Task inputs
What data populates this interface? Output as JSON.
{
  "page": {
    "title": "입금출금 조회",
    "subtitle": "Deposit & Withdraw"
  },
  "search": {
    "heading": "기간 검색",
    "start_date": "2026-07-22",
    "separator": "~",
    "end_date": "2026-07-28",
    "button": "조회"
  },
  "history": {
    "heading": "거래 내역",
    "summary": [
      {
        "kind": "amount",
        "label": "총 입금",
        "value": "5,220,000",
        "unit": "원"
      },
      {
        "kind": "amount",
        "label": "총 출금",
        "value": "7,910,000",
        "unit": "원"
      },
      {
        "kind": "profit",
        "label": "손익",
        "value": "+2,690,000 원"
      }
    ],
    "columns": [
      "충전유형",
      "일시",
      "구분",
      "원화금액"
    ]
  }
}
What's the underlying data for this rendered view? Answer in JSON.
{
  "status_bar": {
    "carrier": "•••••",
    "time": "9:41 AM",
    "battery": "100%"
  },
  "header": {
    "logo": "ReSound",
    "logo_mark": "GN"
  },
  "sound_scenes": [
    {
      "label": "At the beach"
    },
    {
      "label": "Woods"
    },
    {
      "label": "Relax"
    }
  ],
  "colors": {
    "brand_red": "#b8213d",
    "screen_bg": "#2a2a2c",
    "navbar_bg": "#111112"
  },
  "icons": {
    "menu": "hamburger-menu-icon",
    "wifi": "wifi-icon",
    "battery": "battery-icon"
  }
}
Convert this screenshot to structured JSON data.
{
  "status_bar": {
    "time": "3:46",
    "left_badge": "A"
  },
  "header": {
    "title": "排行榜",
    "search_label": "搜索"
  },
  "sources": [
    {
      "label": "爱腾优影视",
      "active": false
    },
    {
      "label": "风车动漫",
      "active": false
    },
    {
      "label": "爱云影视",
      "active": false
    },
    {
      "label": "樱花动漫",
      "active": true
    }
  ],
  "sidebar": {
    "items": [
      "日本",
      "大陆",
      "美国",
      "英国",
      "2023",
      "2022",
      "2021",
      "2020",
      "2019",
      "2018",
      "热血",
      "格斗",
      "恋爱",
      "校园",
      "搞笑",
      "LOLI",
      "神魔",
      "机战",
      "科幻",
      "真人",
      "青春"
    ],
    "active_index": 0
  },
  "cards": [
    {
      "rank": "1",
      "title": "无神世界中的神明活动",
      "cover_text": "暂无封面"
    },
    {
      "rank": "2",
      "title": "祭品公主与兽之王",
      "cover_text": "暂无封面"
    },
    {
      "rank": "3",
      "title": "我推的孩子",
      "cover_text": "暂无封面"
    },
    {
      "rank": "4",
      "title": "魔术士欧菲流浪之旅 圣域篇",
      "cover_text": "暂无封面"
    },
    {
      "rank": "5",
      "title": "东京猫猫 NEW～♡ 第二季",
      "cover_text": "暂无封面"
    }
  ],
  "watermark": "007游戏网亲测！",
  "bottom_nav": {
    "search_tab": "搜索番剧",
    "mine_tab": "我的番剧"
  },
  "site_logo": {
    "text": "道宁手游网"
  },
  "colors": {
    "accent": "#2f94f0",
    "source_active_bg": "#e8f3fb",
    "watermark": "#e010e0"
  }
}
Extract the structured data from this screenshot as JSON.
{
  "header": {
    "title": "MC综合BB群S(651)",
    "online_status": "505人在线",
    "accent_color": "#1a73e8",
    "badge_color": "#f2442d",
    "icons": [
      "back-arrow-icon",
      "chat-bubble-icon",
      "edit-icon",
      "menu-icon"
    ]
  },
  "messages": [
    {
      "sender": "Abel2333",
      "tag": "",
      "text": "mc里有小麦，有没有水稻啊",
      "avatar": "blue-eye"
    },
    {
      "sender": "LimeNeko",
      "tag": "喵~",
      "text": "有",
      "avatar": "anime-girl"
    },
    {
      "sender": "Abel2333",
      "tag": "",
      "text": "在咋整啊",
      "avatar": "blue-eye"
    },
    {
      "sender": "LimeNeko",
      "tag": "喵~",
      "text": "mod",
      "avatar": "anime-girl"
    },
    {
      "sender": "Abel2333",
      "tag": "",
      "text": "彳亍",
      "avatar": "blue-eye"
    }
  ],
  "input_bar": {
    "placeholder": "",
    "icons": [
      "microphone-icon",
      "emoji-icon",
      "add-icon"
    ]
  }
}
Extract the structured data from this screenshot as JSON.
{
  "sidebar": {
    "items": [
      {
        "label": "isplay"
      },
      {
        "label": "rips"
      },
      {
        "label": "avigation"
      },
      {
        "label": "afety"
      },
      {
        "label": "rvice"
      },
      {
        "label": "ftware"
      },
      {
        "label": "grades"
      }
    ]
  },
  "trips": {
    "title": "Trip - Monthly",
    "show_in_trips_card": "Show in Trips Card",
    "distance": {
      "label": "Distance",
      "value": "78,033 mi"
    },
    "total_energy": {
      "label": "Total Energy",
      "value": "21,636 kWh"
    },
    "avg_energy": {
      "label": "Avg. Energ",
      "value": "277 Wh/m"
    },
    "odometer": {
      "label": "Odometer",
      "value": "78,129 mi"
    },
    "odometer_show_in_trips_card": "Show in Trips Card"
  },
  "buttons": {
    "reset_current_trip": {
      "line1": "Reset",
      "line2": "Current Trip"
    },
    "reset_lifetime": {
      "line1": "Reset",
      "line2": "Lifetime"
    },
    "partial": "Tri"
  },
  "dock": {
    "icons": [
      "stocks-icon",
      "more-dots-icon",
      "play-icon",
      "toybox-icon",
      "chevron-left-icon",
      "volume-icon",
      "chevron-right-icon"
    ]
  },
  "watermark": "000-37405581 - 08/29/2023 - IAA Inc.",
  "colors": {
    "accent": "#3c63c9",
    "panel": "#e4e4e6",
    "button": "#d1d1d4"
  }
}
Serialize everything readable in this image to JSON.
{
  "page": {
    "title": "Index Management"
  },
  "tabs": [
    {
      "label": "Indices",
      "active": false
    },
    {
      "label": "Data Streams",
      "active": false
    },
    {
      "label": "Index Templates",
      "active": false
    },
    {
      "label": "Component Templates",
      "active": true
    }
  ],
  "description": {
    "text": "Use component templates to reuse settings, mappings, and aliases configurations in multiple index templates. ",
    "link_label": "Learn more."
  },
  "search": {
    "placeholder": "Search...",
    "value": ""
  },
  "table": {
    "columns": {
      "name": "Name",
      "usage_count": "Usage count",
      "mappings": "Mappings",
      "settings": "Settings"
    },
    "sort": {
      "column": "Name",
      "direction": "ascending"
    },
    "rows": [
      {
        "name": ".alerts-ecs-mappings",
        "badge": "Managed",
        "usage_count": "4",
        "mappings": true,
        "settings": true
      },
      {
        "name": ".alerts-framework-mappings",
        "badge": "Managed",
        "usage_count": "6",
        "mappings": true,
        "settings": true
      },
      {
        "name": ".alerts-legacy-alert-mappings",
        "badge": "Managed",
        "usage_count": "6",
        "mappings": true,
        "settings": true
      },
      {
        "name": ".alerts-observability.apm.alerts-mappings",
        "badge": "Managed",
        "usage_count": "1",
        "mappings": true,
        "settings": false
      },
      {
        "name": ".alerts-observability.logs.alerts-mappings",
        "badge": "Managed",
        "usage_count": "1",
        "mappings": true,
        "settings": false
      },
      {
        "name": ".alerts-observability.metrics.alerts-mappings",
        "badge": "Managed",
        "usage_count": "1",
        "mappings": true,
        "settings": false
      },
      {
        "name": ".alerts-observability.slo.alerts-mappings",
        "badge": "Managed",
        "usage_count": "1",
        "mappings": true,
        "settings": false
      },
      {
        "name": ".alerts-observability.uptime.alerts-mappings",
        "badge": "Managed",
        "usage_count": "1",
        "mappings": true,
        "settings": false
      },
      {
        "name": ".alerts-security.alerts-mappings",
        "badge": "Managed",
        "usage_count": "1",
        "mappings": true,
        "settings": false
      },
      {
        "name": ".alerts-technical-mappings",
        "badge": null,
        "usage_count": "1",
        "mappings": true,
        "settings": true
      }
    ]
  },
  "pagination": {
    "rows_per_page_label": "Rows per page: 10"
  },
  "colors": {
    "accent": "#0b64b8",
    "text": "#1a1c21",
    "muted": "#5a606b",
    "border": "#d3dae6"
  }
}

Brief
Return each line of the listing that holds the string "observability".

Exercise solution
        "name": ".alerts-observability.apm.alerts-mappings",
        "name": ".alerts-observability.logs.alerts-mappings",
        "name": ".alerts-observability.metrics.alerts-mappings",
        "name": ".alerts-observability.slo.alerts-mappings",
        "name": ".alerts-observability.uptime.alerts-mappings",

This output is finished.